L’esprit comme logiciel
L’idée philosophique sous-jacente à ce projet est de concevoir l’esprit humain (ou la conscience) comme un logiciel. Nick Bostrom, l’un des leaders du mouvement transhumaniste, actuellement directeur du Future of Humanity Institute à l’Université d’Oxford explique ainsi le dessein global du «Mind Transfer » dans un document paru en 2008 (Whole Brain Emulation: A Roadmap) :
“The basic idea is to take a particular brain, scan its structure in detail, and construct a software model of it that is so faithful to the original that, when run on appropriate hardware, it will behave in essentially the same way as the original brain.”
En concevant l’esprit comme un software particulier, il devient possible d’envisager d’en lancer une copie exacte sur une machine adaptée, un superordinateur par exemple.

:: Consigne ::
Reprenez le texte sur l'esprit comme logiciel depuis « L’esprit comme logiciel » jusqu'à « superordinateur par exemple. », en mettant « programme » à la place de « logiciel ».

:: Données ::
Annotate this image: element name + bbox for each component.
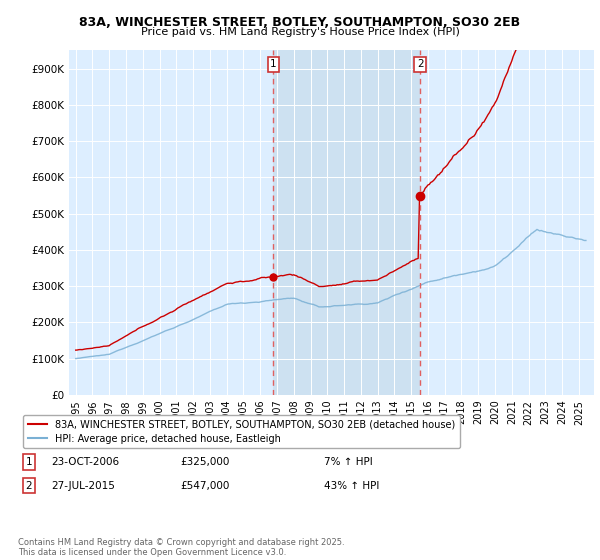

:: Corrigé ::
L’esprit comme programme
L’idée philosophique sous-jacente à ce projet est de concevoir l’esprit humain (ou la conscience) comme un programme. Nick Bostrom, l’un des leaders du mouvement transhumaniste, actuellement directeur du Future of Humanity Institute à l’Université d’Oxford explique ainsi le dessein global du «Mind Transfer » dans un document paru en 2008 (Whole Brain Emulation: A Roadmap) :
“The basic idea is to take a particular brain, scan its structure in detail, and construct a software model of it that is so faithful to the original that, when run on appropriate hardware, it will behave in essentially the same way as the original brain.”
En concevant l’esprit comme un software particulier, il devient possible d’envisager d’en lancer une copie exacte sur une machine adaptée, un superordinateur par exemple.